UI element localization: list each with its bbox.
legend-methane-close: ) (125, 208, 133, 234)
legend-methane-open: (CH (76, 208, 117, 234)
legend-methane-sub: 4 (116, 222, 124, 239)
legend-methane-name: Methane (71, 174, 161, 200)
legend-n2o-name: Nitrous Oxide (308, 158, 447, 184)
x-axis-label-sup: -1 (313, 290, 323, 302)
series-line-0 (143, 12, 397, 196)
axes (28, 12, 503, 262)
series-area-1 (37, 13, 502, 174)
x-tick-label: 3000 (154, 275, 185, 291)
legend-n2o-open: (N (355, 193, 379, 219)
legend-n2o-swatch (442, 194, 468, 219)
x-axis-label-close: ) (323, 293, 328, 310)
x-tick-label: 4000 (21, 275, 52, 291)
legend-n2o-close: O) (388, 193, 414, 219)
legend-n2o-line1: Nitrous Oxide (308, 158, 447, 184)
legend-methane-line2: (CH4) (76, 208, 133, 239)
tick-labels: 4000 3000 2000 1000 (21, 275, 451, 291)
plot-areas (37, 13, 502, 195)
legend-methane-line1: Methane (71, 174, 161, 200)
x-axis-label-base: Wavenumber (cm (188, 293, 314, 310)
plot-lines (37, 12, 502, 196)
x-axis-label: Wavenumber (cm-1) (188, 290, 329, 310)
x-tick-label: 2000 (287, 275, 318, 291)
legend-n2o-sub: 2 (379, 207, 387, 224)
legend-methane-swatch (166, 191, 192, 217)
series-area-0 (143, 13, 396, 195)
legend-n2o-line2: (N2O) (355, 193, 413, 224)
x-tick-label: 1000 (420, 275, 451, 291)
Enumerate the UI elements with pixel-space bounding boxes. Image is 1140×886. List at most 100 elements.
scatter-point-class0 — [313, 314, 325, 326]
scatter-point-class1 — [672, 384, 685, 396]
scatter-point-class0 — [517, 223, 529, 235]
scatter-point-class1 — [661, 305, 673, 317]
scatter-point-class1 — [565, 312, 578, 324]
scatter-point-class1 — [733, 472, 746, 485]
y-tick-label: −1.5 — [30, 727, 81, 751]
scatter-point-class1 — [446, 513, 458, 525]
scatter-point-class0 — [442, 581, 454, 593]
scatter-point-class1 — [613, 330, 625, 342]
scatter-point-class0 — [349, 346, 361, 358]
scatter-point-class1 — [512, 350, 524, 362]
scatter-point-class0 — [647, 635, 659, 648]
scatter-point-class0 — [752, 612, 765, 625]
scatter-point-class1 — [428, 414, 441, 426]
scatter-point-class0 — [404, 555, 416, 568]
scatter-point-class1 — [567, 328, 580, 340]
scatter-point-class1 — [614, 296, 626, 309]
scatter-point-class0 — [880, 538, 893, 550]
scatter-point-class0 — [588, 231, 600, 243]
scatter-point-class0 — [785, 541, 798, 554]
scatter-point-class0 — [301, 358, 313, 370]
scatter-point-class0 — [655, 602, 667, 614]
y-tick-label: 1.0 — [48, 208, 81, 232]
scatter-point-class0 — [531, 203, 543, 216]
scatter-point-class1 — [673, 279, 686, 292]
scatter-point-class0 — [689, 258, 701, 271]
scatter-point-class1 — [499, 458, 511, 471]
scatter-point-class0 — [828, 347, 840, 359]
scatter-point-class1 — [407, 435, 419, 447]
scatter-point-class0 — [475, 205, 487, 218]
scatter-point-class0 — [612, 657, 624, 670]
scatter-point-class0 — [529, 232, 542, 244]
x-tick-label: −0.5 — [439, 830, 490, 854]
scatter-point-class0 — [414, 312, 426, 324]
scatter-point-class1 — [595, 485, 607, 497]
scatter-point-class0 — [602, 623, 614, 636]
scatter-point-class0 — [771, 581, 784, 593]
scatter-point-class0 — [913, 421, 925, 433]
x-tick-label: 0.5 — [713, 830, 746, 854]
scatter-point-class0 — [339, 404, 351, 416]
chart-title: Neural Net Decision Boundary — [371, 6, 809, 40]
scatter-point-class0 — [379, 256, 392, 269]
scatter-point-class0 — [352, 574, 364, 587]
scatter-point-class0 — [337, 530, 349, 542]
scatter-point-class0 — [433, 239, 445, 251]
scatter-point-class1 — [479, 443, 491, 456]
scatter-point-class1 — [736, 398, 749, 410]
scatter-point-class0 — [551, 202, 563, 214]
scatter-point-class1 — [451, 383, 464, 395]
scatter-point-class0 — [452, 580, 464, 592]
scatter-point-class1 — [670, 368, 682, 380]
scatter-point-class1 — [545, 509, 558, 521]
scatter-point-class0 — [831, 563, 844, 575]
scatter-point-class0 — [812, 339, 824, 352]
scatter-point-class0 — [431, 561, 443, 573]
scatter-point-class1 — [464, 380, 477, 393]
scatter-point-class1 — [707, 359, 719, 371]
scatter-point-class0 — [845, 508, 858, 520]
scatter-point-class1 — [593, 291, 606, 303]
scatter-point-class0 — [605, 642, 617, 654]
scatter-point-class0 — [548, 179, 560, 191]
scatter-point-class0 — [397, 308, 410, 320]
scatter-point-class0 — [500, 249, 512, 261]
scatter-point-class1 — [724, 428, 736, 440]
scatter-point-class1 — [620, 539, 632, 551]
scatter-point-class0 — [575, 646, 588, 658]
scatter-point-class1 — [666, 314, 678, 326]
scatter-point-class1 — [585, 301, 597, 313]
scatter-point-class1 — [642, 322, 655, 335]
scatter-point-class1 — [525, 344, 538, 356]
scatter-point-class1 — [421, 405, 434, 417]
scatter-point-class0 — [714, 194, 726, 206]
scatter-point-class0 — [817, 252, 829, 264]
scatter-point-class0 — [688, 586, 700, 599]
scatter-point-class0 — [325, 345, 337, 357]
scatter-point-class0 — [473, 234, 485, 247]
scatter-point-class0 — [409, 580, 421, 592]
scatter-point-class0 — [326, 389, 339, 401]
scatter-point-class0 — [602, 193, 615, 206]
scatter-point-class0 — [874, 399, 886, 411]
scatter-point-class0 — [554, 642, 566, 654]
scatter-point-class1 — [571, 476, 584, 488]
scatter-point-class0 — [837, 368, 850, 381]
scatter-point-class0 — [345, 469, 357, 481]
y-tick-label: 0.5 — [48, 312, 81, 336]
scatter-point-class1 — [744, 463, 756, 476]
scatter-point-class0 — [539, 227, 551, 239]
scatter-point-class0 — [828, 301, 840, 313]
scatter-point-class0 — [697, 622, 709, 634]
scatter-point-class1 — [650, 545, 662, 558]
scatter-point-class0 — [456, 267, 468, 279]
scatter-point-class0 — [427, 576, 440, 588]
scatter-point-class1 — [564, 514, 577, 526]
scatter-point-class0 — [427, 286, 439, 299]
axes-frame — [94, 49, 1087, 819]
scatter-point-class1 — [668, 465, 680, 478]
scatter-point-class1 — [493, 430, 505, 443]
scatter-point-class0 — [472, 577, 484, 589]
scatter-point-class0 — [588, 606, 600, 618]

Exercise goal →
Copy every line of the records above verbatim, in the same order.

The solution →
UI element localization: list each with its bbox.
legend-methane-close: ) (125, 208, 133, 234)
legend-methane-open: (CH (76, 208, 117, 234)
legend-methane-sub: 4 (116, 222, 124, 239)
legend-methane-name: Methane (71, 174, 161, 200)
legend-n2o-name: Nitrous Oxide (308, 158, 447, 184)
x-axis-label-sup: -1 (313, 290, 323, 302)
series-line-0 (143, 12, 397, 196)
axes (28, 12, 503, 262)
series-area-1 (37, 13, 502, 174)
x-tick-label: 3000 (154, 275, 185, 291)
legend-n2o-open: (N (355, 193, 379, 219)
legend-n2o-swatch (442, 194, 468, 219)
x-axis-label-close: ) (323, 293, 328, 310)
x-tick-label: 4000 (21, 275, 52, 291)
legend-n2o-close: O) (388, 193, 414, 219)
legend-n2o-line1: Nitrous Oxide (308, 158, 447, 184)
legend-methane-line2: (CH4) (76, 208, 133, 239)
tick-labels: 4000 3000 2000 1000 (21, 275, 451, 291)
plot-areas (37, 13, 502, 195)
legend-methane-line1: Methane (71, 174, 161, 200)
x-axis-label-base: Wavenumber (cm (188, 293, 314, 310)
plot-lines (37, 12, 502, 196)
x-axis-label: Wavenumber (cm-1) (188, 290, 329, 310)
x-tick-label: 2000 (287, 275, 318, 291)
legend-n2o-sub: 2 (379, 207, 387, 224)
legend-methane-swatch (166, 191, 192, 217)
series-area-0 (143, 13, 396, 195)
legend-n2o-line2: (N2O) (355, 193, 413, 224)
x-tick-label: 1000 (420, 275, 451, 291)
Enumerate the UI elements with pixel-space bounding boxes. Image is 1140×886. List at most 100 elements.
scatter-point-class0 — [313, 314, 325, 326]
scatter-point-class1 — [672, 384, 685, 396]
scatter-point-class0 — [517, 223, 529, 235]
scatter-point-class1 — [661, 305, 673, 317]
scatter-point-class1 — [565, 312, 578, 324]
scatter-point-class1 — [733, 472, 746, 485]
y-tick-label: −1.5 — [30, 727, 81, 751]
scatter-point-class1 — [446, 513, 458, 525]
scatter-point-class0 — [442, 581, 454, 593]
scatter-point-class1 — [613, 330, 625, 342]
scatter-point-class0 — [349, 346, 361, 358]
scatter-point-class1 — [512, 350, 524, 362]
scatter-point-class0 — [647, 635, 659, 648]
scatter-point-class0 — [752, 612, 765, 625]
scatter-point-class1 — [428, 414, 441, 426]
scatter-point-class0 — [404, 555, 416, 568]
scatter-point-class1 — [567, 328, 580, 340]
scatter-point-class1 — [614, 296, 626, 309]
scatter-point-class0 — [880, 538, 893, 550]
scatter-point-class0 — [588, 231, 600, 243]
scatter-point-class0 — [785, 541, 798, 554]
scatter-point-class0 — [301, 358, 313, 370]
scatter-point-class0 — [655, 602, 667, 614]
y-tick-label: 1.0 — [48, 208, 81, 232]
scatter-point-class0 — [531, 203, 543, 216]
scatter-point-class1 — [673, 279, 686, 292]
scatter-point-class0 — [689, 258, 701, 271]
scatter-point-class1 — [499, 458, 511, 471]
scatter-point-class0 — [828, 347, 840, 359]
scatter-point-class1 — [407, 435, 419, 447]
scatter-point-class0 — [475, 205, 487, 218]
scatter-point-class0 — [612, 657, 624, 670]
scatter-point-class0 — [529, 232, 542, 244]
x-tick-label: −0.5 — [439, 830, 490, 854]
scatter-point-class0 — [414, 312, 426, 324]
scatter-point-class1 — [595, 485, 607, 497]
scatter-point-class0 — [602, 623, 614, 636]
scatter-point-class0 — [771, 581, 784, 593]
scatter-point-class0 — [913, 421, 925, 433]
x-tick-label: 0.5 — [713, 830, 746, 854]
scatter-point-class0 — [339, 404, 351, 416]
chart-title: Neural Net Decision Boundary — [371, 6, 809, 40]
scatter-point-class0 — [379, 256, 392, 269]
scatter-point-class0 — [352, 574, 364, 587]
scatter-point-class0 — [337, 530, 349, 542]
scatter-point-class0 — [433, 239, 445, 251]
scatter-point-class1 — [479, 443, 491, 456]
scatter-point-class1 — [736, 398, 749, 410]
scatter-point-class0 — [551, 202, 563, 214]
scatter-point-class1 — [451, 383, 464, 395]
scatter-point-class0 — [452, 580, 464, 592]
scatter-point-class1 — [670, 368, 682, 380]
scatter-point-class1 — [545, 509, 558, 521]
scatter-point-class0 — [831, 563, 844, 575]
scatter-point-class0 — [812, 339, 824, 352]
scatter-point-class0 — [431, 561, 443, 573]
scatter-point-class1 — [464, 380, 477, 393]
scatter-point-class1 — [707, 359, 719, 371]
scatter-point-class0 — [845, 508, 858, 520]
scatter-point-class1 — [593, 291, 606, 303]
scatter-point-class0 — [605, 642, 617, 654]
scatter-point-class0 — [548, 179, 560, 191]
scatter-point-class0 — [397, 308, 410, 320]
scatter-point-class0 — [500, 249, 512, 261]
scatter-point-class1 — [724, 428, 736, 440]
scatter-point-class1 — [620, 539, 632, 551]
scatter-point-class0 — [575, 646, 588, 658]
scatter-point-class1 — [666, 314, 678, 326]
scatter-point-class1 — [585, 301, 597, 313]
scatter-point-class1 — [642, 322, 655, 335]
scatter-point-class1 — [525, 344, 538, 356]
scatter-point-class1 — [421, 405, 434, 417]
scatter-point-class0 — [714, 194, 726, 206]
scatter-point-class0 — [817, 252, 829, 264]
scatter-point-class0 — [688, 586, 700, 599]
scatter-point-class0 — [325, 345, 337, 357]
scatter-point-class0 — [473, 234, 485, 247]
scatter-point-class0 — [409, 580, 421, 592]
scatter-point-class0 — [326, 389, 339, 401]
scatter-point-class0 — [602, 193, 615, 206]
scatter-point-class0 — [874, 399, 886, 411]
scatter-point-class0 — [554, 642, 566, 654]
scatter-point-class1 — [571, 476, 584, 488]
scatter-point-class0 — [837, 368, 850, 381]
scatter-point-class0 — [345, 469, 357, 481]
y-tick-label: 0.5 — [48, 312, 81, 336]
scatter-point-class1 — [744, 463, 756, 476]
scatter-point-class0 — [539, 227, 551, 239]
scatter-point-class0 — [828, 301, 840, 313]
scatter-point-class0 — [697, 622, 709, 634]
scatter-point-class1 — [650, 545, 662, 558]
scatter-point-class0 — [456, 267, 468, 279]
scatter-point-class0 — [427, 576, 440, 588]
scatter-point-class1 — [564, 514, 577, 526]
scatter-point-class0 — [427, 286, 439, 299]
axes-frame — [94, 49, 1087, 819]
scatter-point-class1 — [668, 465, 680, 478]
scatter-point-class1 — [493, 430, 505, 443]
scatter-point-class0 — [472, 577, 484, 589]
scatter-point-class0 — [588, 606, 600, 618]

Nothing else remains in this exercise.